* BEGIN PROVIDED RECORDS *

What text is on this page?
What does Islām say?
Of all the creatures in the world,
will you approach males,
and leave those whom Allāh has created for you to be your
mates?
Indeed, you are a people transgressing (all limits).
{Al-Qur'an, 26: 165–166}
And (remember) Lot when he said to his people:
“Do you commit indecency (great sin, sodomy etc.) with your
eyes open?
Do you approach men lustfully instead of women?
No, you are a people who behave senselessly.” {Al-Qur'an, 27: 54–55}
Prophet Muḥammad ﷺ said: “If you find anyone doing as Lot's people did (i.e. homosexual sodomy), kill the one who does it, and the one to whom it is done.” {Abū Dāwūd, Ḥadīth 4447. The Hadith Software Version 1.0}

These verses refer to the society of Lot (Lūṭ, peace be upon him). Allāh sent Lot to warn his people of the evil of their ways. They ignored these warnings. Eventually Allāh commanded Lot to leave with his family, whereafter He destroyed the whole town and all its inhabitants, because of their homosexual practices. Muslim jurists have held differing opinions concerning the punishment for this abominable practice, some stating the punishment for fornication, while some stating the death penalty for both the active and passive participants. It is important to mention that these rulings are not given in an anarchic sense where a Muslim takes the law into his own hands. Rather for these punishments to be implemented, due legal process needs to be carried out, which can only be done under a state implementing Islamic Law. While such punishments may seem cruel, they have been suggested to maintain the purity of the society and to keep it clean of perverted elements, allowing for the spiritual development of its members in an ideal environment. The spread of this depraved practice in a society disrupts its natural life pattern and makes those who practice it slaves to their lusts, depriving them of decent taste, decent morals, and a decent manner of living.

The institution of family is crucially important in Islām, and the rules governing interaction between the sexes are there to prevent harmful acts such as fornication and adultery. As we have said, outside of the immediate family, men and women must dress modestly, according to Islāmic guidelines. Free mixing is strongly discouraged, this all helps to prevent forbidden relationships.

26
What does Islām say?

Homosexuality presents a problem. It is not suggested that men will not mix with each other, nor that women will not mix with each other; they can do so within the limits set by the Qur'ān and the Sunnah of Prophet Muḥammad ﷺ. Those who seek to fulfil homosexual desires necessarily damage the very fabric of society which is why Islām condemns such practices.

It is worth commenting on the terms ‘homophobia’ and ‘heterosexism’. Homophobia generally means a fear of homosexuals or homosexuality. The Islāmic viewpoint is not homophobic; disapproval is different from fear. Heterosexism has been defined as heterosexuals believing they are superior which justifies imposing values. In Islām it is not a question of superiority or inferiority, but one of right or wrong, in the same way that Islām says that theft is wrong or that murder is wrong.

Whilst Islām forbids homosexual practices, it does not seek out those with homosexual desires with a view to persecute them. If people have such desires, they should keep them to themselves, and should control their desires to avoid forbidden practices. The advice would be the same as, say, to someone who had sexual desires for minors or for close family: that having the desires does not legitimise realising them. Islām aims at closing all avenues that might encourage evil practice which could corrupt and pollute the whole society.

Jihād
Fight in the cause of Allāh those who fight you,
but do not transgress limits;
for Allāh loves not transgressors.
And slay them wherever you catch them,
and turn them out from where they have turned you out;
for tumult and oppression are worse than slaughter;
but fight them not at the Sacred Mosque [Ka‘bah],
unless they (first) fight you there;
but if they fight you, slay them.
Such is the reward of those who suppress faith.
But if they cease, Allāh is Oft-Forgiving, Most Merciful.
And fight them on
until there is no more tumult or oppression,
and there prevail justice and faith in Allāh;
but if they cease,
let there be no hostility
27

* END PROVIDED RECORDS *

● DIRECTIONS
Show the lines where the word "will" appears in the entries.

● FINISHED TASK
will you approach males,
Homosexuality presents a problem. It is not suggested that men will not mix with each other, nor that women will not mix with each other; they can do so within the limits set by the Qur'ān and the Sunnah of Prophet Muḥammad ﷺ. Those who seek to fulfil homosexual desires necessarily damage the very fabric of society which is why Islām condemns such practices.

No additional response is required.